▸ PROBLEM TO SOLVE:
Consider the data that follows and state how many lines contain the string "Scene", using the number alone.

>>>

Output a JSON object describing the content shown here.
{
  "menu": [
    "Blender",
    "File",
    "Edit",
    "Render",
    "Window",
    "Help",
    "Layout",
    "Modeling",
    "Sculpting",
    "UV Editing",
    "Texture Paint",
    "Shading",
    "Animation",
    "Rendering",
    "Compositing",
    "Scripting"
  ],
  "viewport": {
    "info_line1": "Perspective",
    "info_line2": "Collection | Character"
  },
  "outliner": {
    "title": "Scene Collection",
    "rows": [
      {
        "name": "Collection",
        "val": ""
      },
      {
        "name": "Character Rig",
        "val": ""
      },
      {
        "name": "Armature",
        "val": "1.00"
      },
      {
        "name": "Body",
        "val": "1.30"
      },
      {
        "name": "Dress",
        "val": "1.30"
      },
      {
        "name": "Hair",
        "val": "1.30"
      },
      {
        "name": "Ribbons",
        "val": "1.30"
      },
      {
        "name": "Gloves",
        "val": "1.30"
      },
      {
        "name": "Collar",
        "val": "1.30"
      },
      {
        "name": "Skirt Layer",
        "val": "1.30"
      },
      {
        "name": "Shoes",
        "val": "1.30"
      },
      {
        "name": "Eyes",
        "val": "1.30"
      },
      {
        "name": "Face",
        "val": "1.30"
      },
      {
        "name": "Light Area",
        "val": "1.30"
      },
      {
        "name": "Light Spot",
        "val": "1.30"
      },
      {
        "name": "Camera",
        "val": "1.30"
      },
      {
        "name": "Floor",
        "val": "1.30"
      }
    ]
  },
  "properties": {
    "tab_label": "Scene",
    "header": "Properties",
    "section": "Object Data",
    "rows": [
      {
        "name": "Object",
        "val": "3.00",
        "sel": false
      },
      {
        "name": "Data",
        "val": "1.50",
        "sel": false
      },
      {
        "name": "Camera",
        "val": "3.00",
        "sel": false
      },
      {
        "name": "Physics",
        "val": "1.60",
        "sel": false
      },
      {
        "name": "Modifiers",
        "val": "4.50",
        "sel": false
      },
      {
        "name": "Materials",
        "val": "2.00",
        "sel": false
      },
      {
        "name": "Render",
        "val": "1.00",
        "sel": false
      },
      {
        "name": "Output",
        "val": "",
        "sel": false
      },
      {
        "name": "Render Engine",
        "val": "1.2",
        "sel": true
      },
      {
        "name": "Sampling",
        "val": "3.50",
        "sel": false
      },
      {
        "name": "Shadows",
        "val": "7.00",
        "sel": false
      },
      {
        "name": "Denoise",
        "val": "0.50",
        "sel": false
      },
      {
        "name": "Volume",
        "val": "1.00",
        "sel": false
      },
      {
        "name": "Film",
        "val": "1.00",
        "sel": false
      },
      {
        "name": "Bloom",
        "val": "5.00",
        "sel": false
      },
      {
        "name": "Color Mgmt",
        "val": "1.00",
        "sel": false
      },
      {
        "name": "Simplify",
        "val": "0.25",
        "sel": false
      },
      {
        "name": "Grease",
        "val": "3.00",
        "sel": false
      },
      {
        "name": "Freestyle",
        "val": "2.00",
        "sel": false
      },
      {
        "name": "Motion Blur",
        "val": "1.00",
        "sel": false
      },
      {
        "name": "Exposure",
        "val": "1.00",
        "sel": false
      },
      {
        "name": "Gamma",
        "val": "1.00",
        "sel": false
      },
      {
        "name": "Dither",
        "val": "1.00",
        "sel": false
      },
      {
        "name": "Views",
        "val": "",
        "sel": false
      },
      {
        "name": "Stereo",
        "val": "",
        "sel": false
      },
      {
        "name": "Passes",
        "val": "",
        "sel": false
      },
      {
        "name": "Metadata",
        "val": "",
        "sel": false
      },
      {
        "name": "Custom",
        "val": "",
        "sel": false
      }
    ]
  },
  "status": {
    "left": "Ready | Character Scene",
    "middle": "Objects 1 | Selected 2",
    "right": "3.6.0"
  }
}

<<<

▸ RESULT OF THE TASK:
3